Data entries:
-------------------------

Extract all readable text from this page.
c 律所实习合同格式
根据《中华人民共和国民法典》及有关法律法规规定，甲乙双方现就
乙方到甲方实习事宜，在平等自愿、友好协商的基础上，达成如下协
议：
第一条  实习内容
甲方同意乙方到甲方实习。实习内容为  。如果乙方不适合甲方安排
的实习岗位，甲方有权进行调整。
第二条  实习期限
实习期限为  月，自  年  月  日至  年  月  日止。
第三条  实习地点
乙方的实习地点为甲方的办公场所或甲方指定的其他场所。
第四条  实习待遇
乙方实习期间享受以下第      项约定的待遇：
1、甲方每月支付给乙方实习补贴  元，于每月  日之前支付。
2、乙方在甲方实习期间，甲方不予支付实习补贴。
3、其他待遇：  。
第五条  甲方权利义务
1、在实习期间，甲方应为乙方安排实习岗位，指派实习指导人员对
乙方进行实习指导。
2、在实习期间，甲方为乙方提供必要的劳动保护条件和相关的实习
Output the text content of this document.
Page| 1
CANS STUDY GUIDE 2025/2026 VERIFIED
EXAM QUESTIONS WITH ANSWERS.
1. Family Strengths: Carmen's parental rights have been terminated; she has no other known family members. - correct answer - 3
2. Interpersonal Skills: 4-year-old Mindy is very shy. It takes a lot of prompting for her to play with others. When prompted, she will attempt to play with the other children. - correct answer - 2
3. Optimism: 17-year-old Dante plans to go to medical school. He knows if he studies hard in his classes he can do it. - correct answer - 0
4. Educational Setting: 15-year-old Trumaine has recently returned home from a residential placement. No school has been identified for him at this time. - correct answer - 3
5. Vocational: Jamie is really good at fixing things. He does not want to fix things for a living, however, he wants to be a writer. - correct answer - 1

-------------------------

INSTRUCTIONS FOR THE TASK:
Gather every line from the entries above where the word "year" appears, and copy them.

RESULT OF THIS EXERCISE:
2. Interpersonal Skills: 4-year-old Mindy is very shy. It takes a lot of prompting for her to play with others. When prompted, she will attempt to play with the other children. - correct answer - 2
3. Optimism: 17-year-old Dante plans to go to medical school. He knows if he studies hard in his classes he can do it. - correct answer - 0
4. Educational Setting: 15-year-old Trumaine has recently returned home from a residential placement. No school has been identified for him at this time. - correct answer - 3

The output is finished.